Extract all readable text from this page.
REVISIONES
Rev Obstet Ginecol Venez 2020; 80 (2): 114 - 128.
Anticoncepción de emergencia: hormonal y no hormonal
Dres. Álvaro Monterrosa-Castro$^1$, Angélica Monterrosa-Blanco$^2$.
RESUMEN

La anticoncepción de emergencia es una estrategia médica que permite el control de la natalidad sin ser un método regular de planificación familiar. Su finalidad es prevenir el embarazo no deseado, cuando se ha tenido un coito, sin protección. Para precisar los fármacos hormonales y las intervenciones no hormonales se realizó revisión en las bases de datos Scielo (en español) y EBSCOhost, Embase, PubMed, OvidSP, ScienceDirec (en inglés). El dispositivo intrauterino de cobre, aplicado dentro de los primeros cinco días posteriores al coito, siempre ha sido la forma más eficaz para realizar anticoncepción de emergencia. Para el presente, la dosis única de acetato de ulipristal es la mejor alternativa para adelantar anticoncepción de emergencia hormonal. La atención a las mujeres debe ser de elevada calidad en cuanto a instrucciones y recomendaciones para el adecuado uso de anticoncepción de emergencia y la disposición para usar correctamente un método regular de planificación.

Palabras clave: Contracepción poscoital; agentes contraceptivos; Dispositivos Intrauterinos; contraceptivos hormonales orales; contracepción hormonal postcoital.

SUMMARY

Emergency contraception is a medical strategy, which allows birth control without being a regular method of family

-=-=-=-=-

Print all of the entries exactly as they are written.

Extract all readable text from this page.
REVISIONES
Rev Obstet Ginecol Venez 2020; 80 (2): 114 - 128.
Anticoncepción de emergencia: hormonal y no hormonal
Dres. Álvaro Monterrosa-Castro$^1$, Angélica Monterrosa-Blanco$^2$.
RESUMEN

La anticoncepción de emergencia es una estrategia médica que permite el control de la natalidad sin ser un método regular de planificación familiar. Su finalidad es prevenir el embarazo no deseado, cuando se ha tenido un coito, sin protección. Para precisar los fármacos hormonales y las intervenciones no hormonales se realizó revisión en las bases de datos Scielo (en español) y EBSCOhost, Embase, PubMed, OvidSP, ScienceDirec (en inglés). El dispositivo intrauterino de cobre, aplicado dentro de los primeros cinco días posteriores al coito, siempre ha sido la forma más eficaz para realizar anticoncepción de emergencia. Para el presente, la dosis única de acetato de ulipristal es la mejor alternativa para adelantar anticoncepción de emergencia hormonal. La atención a las mujeres debe ser de elevada calidad en cuanto a instrucciones y recomendaciones para el adecuado uso de anticoncepción de emergencia y la disposición para usar correctamente un método regular de planificación.

Palabras clave: Contracepción poscoital; agentes contraceptivos; Dispositivos Intrauterinos; contraceptivos hormonales orales; contracepción hormonal postcoital.

SUMMARY

Emergency contraception is a medical strategy, which allows birth control without being a regular method of family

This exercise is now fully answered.